# Young sax player signs for Universal Music



## ElYardo

I thought this news was worthy of going into the news thread! Tyler is only 16...

WEST HAM FOOTBALLER
SIGNS £1 MILLION RECORD DEAL AT UPTON PARK

TALENTED UK TEENAGER HANGS UP SOCCER BOOTS TO PURSUE MUSIC DREAM

London schoolboy Tyler Rix has swapped the football pitch for the recording studio when he scored a £1 million, four-album record deal with Universal Music, the largest record company in the world. A product of the same groundbreaking West Ham Academy that launched the careers of Frank Lampard and Rio Ferdinand, Tyler is hailed as a once-in-a-generation musical talent. Tyler aptly signed the contract at West Ham's Upton Park.

16-year old saxophonist Tyler was discovered by record executives when he took part in BBC2's Classical Star TV talent programme. Astounded by his natural connection with his audience and raw enthusiasm for classical music, bosses at Universal Classics and Jazz offered him the chance to join a stable which includes Amy Winehouse, Take That and Jamie Cullum.

==========

Brief A:
Reproduce the stretch of the records from their first line through the line containing "close-price-bar [587,450,598,932]", including both of those lines.
The records that follow the forum post are unrelated to it.

==========

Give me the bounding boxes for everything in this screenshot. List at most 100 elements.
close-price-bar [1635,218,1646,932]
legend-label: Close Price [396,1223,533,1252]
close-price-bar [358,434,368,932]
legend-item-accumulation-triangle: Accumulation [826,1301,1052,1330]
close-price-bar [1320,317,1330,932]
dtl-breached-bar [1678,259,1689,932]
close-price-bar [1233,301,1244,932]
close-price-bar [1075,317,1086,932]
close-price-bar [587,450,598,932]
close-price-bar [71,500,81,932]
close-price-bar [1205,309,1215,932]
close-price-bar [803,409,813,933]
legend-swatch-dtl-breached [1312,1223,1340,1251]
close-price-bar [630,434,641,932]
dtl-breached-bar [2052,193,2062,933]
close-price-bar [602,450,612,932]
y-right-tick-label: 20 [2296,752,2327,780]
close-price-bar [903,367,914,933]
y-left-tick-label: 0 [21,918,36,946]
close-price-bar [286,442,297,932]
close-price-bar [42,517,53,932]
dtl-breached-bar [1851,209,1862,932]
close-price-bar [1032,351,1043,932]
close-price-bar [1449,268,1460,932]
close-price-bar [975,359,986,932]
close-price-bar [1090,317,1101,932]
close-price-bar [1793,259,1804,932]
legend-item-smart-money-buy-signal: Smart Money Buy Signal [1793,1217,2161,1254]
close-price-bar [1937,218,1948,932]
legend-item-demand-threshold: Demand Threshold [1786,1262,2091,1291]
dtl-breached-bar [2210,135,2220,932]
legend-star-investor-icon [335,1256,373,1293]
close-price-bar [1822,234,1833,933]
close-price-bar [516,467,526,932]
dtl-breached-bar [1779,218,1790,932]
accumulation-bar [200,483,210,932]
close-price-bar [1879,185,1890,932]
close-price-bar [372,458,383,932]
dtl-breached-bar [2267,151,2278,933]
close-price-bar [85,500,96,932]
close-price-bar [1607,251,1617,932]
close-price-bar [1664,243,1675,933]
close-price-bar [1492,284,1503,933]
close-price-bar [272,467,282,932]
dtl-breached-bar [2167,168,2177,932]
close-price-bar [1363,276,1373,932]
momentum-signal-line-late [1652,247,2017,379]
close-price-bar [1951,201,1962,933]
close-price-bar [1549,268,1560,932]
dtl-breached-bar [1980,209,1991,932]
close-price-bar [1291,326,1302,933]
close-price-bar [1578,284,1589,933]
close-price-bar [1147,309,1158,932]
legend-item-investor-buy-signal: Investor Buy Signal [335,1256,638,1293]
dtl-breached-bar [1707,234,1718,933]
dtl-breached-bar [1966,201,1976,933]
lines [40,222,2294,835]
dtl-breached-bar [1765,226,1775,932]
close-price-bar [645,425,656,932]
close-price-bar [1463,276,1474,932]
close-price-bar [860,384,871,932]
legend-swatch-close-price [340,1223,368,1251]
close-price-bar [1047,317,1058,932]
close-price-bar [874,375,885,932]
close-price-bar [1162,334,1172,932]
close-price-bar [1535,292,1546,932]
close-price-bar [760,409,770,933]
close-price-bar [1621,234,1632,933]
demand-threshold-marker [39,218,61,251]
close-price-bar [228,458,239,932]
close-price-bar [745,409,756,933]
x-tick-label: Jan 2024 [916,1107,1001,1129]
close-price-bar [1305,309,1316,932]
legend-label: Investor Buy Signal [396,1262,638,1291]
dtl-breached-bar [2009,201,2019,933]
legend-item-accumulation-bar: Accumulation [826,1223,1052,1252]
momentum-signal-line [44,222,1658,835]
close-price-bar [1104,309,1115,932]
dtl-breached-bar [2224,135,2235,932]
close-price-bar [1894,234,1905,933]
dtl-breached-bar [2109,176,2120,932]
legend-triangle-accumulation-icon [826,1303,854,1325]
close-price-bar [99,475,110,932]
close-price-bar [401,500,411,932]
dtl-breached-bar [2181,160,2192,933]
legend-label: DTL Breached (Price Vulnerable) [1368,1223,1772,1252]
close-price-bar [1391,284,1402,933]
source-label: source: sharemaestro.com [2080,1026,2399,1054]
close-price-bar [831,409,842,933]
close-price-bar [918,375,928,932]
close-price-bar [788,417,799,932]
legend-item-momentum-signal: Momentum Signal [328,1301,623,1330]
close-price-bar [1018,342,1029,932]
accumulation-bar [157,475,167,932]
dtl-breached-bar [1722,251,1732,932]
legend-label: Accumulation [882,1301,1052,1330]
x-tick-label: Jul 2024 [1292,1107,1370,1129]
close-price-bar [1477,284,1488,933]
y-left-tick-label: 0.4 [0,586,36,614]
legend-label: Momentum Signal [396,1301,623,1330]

==========

Brief B:
Answer these questions from the forum post about Tyler Rix:
(i) How old is Tyler?
(ii) At which ground did he sign his record contract?
(iii) On which BBC2 television program was he discovered?

Complete answer A:
Give me the bounding boxes for everything in this screenshot. List at most 100 elements.
close-price-bar [1635,218,1646,932]
legend-label: Close Price [396,1223,533,1252]
close-price-bar [358,434,368,932]
legend-item-accumulation-triangle: Accumulation [826,1301,1052,1330]
close-price-bar [1320,317,1330,932]
dtl-breached-bar [1678,259,1689,932]
close-price-bar [1233,301,1244,932]
close-price-bar [1075,317,1086,932]
close-price-bar [587,450,598,932]

Complete answer B:
(i) 16
(ii) West Ham's Upton Park
(iii) Classical Star